» STATED TASK: Pull each line containing "ffffff" out of the data and copy it.

» RAW RECORDS:
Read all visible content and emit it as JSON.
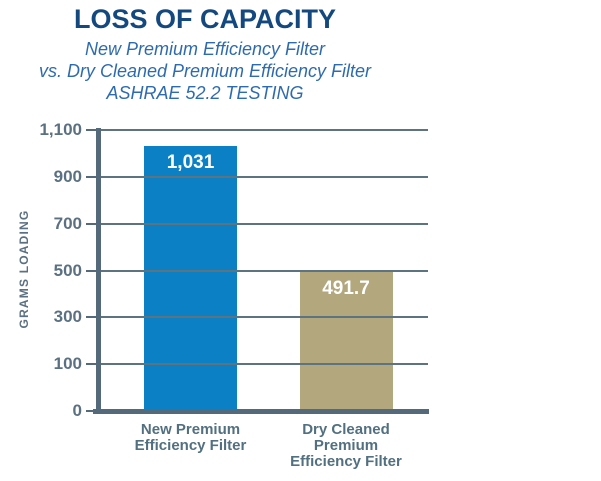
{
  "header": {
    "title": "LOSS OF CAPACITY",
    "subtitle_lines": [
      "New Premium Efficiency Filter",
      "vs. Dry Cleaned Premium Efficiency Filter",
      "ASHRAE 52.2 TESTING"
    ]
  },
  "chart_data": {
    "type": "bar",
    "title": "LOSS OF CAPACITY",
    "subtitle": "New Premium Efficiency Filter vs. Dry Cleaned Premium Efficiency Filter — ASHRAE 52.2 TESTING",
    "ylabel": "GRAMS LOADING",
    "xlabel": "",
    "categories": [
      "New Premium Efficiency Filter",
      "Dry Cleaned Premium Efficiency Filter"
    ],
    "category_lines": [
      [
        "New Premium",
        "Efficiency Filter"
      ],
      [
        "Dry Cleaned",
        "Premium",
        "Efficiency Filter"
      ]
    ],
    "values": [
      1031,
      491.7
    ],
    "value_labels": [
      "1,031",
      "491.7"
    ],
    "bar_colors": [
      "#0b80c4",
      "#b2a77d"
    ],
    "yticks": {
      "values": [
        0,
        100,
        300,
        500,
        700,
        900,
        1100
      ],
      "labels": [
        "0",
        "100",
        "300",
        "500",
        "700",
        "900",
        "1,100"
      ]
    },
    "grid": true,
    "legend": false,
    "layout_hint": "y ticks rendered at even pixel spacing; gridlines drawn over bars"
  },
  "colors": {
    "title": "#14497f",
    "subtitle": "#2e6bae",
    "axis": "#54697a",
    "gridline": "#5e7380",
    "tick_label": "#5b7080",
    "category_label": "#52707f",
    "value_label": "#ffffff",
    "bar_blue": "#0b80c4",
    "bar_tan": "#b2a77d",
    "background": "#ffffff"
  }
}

...

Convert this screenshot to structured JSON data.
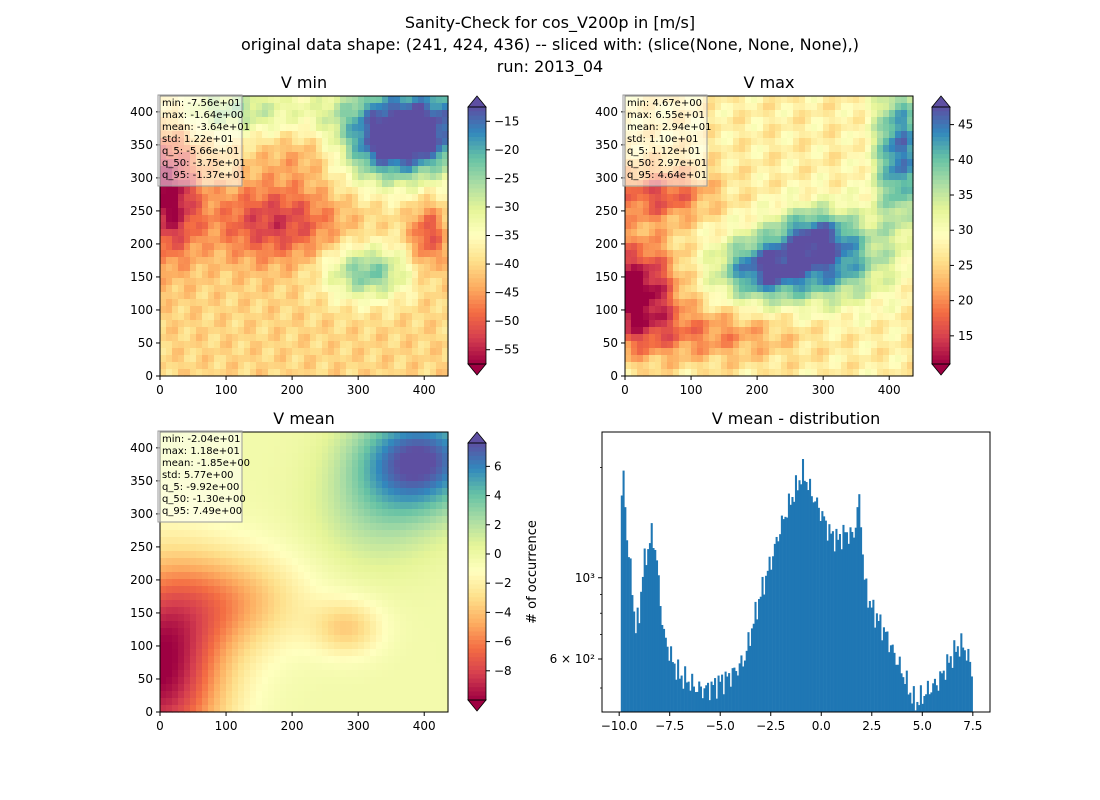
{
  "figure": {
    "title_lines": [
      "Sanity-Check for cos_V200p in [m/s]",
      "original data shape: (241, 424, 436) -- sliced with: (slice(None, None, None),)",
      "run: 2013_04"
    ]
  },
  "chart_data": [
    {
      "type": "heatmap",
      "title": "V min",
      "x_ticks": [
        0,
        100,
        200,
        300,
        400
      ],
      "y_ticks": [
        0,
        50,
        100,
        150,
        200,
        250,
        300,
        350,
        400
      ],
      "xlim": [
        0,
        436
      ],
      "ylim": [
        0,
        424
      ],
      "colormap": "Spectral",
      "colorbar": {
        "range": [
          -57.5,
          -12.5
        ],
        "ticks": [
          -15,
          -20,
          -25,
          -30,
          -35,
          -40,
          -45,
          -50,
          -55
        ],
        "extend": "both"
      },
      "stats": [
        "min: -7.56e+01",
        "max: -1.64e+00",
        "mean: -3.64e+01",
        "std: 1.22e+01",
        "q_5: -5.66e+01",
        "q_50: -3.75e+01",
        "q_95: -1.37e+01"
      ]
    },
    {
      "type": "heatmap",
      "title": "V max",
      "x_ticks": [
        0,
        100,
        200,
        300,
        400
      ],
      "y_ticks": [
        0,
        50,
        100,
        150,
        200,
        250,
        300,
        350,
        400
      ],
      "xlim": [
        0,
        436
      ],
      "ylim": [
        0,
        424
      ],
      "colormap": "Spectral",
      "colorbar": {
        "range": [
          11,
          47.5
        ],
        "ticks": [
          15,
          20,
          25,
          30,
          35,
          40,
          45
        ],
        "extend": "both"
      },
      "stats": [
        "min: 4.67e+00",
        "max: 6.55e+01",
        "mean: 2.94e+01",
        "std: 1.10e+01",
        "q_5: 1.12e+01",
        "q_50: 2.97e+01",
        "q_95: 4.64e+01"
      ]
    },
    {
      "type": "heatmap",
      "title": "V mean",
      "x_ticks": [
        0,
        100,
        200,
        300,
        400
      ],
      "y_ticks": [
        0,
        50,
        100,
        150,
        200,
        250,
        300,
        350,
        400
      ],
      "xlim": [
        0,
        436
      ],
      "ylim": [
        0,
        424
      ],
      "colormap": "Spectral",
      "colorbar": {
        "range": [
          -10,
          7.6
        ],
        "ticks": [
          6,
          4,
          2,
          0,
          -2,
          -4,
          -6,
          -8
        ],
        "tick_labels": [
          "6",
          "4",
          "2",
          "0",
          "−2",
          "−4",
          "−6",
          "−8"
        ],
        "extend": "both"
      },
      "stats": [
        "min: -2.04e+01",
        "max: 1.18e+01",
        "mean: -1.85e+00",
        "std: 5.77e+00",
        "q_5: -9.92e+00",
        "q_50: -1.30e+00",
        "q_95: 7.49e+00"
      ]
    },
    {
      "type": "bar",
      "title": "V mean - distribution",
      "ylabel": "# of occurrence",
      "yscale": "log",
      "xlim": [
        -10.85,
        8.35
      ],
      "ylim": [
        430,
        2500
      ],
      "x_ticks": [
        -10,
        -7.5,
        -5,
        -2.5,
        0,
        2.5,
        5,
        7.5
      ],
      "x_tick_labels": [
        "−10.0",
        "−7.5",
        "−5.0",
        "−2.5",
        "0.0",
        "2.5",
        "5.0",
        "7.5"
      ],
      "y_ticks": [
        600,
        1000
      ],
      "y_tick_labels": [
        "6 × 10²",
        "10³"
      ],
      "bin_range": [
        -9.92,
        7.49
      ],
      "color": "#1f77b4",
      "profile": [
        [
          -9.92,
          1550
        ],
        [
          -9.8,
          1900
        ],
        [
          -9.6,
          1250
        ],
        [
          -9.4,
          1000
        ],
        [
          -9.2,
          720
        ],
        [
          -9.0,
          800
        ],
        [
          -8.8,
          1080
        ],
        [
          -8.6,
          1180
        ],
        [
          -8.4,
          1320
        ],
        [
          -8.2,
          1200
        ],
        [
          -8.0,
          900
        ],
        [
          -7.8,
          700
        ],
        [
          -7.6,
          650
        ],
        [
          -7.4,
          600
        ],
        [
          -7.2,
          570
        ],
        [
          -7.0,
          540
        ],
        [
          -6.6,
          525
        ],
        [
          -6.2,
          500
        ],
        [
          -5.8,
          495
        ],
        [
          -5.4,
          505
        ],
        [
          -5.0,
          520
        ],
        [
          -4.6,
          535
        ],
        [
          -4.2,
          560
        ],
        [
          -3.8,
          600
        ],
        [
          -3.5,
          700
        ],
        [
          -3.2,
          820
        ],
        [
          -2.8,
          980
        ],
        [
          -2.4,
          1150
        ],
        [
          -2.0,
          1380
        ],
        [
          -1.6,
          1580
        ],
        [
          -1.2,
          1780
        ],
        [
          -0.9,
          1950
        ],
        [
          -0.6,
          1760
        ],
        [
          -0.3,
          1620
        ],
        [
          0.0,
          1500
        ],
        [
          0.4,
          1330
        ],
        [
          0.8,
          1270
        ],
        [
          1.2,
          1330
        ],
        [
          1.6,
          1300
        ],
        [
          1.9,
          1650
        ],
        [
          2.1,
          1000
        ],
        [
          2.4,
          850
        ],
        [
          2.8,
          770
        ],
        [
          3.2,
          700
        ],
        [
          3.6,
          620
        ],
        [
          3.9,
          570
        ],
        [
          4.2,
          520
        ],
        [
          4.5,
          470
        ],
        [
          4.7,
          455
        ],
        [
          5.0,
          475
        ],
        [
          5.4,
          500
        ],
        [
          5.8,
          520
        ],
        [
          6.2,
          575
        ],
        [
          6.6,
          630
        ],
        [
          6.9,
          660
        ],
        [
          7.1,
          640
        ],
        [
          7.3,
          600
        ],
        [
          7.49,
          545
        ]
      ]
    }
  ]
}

» CORRECT ANSWER:
    "value_label": "#ffffff",
    "background": "#ffffff"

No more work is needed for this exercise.